__Problem__
Find each line with the word "Ruptures" and state how many there are, nothing more.

__Information given__
** START **

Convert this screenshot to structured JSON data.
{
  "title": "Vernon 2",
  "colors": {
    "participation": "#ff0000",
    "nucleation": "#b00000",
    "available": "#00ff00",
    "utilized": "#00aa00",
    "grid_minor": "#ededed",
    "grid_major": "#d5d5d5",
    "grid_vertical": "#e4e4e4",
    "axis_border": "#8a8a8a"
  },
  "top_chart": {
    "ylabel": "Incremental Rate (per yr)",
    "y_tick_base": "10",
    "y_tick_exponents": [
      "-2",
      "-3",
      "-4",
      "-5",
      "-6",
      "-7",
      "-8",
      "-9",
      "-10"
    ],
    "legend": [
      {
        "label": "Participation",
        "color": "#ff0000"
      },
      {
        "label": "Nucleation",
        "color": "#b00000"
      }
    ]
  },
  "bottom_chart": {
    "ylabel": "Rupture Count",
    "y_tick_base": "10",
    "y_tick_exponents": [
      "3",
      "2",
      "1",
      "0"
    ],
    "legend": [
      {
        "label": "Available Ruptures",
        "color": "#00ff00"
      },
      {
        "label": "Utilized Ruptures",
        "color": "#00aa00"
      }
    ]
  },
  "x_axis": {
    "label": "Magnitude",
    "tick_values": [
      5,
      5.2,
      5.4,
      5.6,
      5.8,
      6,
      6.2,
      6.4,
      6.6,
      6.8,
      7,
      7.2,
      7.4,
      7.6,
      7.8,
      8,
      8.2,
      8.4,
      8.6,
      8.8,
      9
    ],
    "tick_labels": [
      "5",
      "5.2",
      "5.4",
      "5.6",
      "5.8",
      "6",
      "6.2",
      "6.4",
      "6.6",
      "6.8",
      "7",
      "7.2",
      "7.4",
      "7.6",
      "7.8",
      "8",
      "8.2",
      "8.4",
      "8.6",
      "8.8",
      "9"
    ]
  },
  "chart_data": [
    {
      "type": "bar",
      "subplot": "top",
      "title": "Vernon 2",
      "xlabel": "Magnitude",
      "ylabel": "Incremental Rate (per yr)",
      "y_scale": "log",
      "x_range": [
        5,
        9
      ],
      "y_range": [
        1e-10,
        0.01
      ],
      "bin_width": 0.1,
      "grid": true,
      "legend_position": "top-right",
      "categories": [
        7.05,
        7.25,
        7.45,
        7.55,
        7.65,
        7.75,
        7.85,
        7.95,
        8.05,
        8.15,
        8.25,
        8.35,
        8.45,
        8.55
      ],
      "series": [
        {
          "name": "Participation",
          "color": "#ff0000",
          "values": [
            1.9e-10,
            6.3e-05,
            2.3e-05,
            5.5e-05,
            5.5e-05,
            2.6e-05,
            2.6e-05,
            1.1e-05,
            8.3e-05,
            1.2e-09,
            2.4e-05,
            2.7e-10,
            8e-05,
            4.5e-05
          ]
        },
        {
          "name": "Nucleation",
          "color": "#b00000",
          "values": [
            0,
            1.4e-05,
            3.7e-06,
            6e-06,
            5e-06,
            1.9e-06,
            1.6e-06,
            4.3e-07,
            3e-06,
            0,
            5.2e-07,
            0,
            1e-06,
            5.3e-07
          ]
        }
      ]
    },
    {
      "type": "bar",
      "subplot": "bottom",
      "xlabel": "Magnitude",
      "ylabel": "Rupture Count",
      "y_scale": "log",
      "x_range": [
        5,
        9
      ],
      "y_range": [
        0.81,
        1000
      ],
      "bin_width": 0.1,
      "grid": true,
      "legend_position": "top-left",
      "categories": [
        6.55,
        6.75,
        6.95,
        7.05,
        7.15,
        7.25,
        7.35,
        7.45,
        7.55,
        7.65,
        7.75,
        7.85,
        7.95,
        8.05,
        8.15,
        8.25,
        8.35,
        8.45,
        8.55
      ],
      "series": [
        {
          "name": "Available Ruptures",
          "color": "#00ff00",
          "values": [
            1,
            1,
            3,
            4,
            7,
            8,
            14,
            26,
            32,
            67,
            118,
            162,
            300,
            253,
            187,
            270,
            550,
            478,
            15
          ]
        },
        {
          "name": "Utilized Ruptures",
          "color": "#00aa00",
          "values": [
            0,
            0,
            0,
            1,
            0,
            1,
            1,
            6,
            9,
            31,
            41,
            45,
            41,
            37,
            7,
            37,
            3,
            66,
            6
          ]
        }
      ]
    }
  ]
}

** END **

__Exercise answer__
4